TO BE DONE:
Output every line of the material exactly, omitting images.

Dataset items:
▼
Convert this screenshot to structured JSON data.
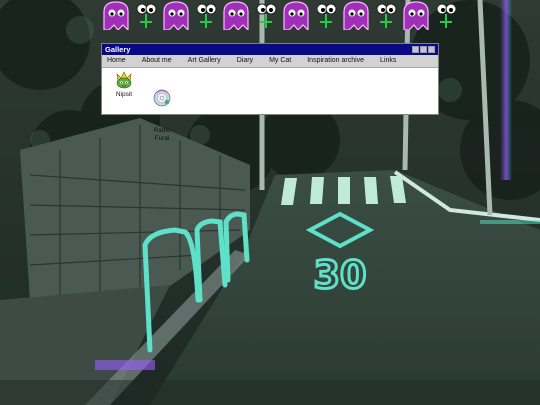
{
  "window": {
    "title": "Gallery"
  },
  "menu": [
    {
      "label": "Home"
    },
    {
      "label": "About me"
    },
    {
      "label": "Art Gallery"
    },
    {
      "label": "Diary"
    },
    {
      "label": "My Cat"
    },
    {
      "label": "Inspiration archive"
    },
    {
      "label": "Links"
    }
  ],
  "icons": [
    {
      "label": "Nipsit",
      "icon": "character-sticker-icon"
    },
    {
      "label": "Radio\nFurai",
      "icon": "radio-disc-icon"
    }
  ],
  "scene": {
    "road_marking": "30"
  },
  "colors": {
    "titlebar": "#0a0a86",
    "menubar": "#d2d2d2",
    "ghost": "#e060f0",
    "street_cyan": "#5fe0c8"
  }
}
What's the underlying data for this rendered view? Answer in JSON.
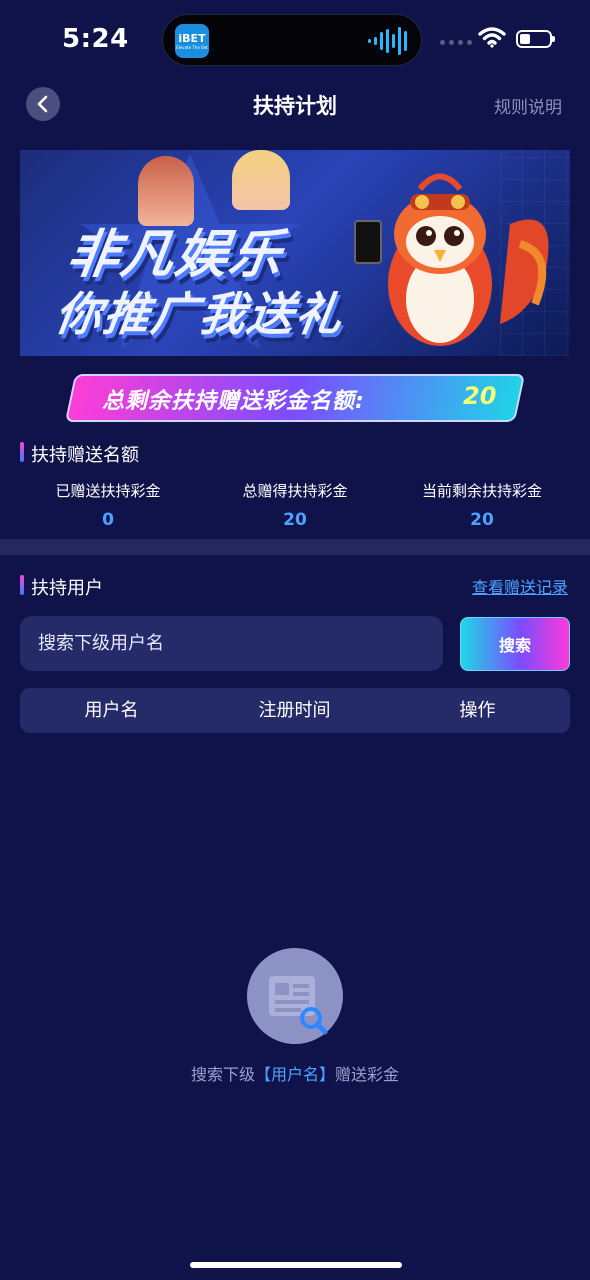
▲
EXERCISE ANSWER:
Convert this screenshot to structured JSON data.
{
  "window": {
    "title": "Gallery"
  },
  "menu": [
    {
      "label": "Home"
    },
    {
      "label": "About me"
    },
    {
      "label": "Art Gallery"
    },
    {
      "label": "Diary"
    },
    {
      "label": "My Cat"
    },
    {
      "label": "Inspiration archive"
    },
    {
      "label": "Links"
    }
  ],
  "icons": [
    {
      "label": "Nipsit",
      "icon": "character-sticker-icon"
    },
    {
      "label": "Radio\nFurai",
      "icon": "radio-disc-icon"
    }
  ],
  "scene": {
    "road_marking": "30"
  },
  "colors": {
    "titlebar": "#0a0a86",
    "menubar": "#d2d2d2",
    "ghost": "#e060f0",
    "street_cyan": "#5fe0c8"
  }
}
What's the underlying data for this rendered view? Answer in JSON.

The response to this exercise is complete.